_What is being asked_
Search the records below for "membrane"; copy each line that has it.

_Task data_
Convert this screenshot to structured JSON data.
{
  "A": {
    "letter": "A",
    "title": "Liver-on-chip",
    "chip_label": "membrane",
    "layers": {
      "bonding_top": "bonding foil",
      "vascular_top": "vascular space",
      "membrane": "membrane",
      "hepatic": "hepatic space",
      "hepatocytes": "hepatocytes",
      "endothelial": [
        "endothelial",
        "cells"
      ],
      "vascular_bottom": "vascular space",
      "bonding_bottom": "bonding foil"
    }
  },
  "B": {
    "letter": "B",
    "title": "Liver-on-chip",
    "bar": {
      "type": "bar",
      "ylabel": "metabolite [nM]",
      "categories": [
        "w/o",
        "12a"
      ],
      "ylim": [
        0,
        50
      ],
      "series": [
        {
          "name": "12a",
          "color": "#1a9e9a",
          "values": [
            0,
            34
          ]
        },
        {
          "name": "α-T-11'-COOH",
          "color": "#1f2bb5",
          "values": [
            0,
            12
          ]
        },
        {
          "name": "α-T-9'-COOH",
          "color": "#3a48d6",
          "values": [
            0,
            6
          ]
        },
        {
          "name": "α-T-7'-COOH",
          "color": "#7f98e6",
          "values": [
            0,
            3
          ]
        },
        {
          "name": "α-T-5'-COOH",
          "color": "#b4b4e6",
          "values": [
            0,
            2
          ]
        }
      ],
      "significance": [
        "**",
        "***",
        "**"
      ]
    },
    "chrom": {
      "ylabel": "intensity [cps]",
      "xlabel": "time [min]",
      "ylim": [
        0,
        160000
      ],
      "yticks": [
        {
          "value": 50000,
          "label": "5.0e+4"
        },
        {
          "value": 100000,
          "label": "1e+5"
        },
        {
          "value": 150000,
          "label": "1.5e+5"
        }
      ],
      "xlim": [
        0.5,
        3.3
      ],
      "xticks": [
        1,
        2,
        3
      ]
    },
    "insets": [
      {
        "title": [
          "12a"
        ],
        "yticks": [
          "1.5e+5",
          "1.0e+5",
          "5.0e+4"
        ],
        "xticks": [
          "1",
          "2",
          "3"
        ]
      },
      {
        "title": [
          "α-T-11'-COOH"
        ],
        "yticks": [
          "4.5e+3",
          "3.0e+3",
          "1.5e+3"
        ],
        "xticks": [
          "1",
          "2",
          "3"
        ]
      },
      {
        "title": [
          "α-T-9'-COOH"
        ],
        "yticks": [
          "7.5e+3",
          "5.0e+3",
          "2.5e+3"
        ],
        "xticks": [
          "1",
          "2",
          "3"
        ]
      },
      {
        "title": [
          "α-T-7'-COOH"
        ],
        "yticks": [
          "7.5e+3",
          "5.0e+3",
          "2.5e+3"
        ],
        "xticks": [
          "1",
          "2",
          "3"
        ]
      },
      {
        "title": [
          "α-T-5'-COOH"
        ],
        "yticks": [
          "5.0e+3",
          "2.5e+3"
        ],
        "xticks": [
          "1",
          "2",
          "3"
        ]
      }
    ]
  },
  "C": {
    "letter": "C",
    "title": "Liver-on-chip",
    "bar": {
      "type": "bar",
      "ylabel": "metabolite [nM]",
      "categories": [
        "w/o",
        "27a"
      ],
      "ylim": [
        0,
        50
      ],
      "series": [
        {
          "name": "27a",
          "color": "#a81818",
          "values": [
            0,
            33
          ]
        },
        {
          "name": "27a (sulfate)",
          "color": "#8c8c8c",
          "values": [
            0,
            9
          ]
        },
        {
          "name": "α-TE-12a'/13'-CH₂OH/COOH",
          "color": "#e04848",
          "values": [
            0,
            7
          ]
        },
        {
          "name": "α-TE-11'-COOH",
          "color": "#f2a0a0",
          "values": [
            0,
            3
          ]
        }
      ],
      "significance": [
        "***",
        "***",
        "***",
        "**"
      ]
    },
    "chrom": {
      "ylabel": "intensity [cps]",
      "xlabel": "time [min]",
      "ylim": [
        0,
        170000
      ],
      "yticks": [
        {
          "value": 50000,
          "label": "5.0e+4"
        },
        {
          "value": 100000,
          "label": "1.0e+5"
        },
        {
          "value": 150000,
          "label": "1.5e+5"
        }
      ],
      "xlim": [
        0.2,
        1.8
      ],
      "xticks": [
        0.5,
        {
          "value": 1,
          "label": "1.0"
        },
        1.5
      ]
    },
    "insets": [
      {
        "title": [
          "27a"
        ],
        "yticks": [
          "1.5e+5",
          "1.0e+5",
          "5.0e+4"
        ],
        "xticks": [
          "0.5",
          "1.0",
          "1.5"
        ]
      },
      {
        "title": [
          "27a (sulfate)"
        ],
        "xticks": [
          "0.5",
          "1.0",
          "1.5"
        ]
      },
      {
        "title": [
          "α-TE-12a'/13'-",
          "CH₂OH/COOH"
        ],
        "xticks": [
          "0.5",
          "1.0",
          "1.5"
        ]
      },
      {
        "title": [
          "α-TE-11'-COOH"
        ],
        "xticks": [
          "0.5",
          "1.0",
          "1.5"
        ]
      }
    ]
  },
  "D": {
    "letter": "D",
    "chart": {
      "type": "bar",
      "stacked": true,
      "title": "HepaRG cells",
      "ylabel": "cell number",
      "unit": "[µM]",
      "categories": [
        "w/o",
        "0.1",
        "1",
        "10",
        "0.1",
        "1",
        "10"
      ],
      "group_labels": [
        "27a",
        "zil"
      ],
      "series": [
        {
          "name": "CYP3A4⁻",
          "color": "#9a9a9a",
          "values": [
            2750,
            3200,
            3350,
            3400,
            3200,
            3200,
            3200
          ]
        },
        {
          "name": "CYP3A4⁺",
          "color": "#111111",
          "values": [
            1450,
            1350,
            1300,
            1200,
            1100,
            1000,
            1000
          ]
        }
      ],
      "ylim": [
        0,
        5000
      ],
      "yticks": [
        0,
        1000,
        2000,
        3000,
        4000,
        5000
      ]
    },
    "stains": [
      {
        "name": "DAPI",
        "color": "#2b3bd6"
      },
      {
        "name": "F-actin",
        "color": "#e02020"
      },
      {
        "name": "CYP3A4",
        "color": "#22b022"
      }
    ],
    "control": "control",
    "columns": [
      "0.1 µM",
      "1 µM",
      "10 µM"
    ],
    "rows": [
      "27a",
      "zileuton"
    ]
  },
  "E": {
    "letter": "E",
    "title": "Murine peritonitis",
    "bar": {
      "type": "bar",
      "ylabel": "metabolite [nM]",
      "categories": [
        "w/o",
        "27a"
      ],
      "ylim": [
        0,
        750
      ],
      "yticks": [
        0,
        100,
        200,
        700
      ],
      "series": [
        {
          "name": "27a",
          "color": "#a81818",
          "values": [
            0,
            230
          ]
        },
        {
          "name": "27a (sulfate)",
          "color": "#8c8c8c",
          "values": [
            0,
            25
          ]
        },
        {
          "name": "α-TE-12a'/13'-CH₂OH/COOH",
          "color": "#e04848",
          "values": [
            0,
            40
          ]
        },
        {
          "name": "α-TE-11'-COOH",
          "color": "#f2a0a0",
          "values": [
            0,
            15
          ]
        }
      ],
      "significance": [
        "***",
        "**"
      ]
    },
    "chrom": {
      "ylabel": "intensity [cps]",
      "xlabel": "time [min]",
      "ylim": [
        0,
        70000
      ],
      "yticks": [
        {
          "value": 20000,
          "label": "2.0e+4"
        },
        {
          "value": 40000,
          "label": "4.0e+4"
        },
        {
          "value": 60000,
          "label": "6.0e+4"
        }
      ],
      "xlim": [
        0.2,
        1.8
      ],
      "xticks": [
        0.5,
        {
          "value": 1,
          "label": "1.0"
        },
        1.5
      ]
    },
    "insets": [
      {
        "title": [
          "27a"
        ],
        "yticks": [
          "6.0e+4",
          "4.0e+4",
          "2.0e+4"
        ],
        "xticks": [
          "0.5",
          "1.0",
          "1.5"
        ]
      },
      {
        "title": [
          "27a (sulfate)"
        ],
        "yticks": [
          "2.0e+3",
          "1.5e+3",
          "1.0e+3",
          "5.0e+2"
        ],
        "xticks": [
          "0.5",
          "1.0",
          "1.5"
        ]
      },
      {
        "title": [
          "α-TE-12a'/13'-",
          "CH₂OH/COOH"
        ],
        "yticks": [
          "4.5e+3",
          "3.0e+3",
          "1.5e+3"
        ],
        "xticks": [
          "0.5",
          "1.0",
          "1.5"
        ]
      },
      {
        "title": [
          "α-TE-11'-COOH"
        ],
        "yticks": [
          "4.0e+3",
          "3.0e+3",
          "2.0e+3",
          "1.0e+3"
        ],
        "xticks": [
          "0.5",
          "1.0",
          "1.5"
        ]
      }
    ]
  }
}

_Output_
    "chip_label": "membrane",
      "membrane": "membrane",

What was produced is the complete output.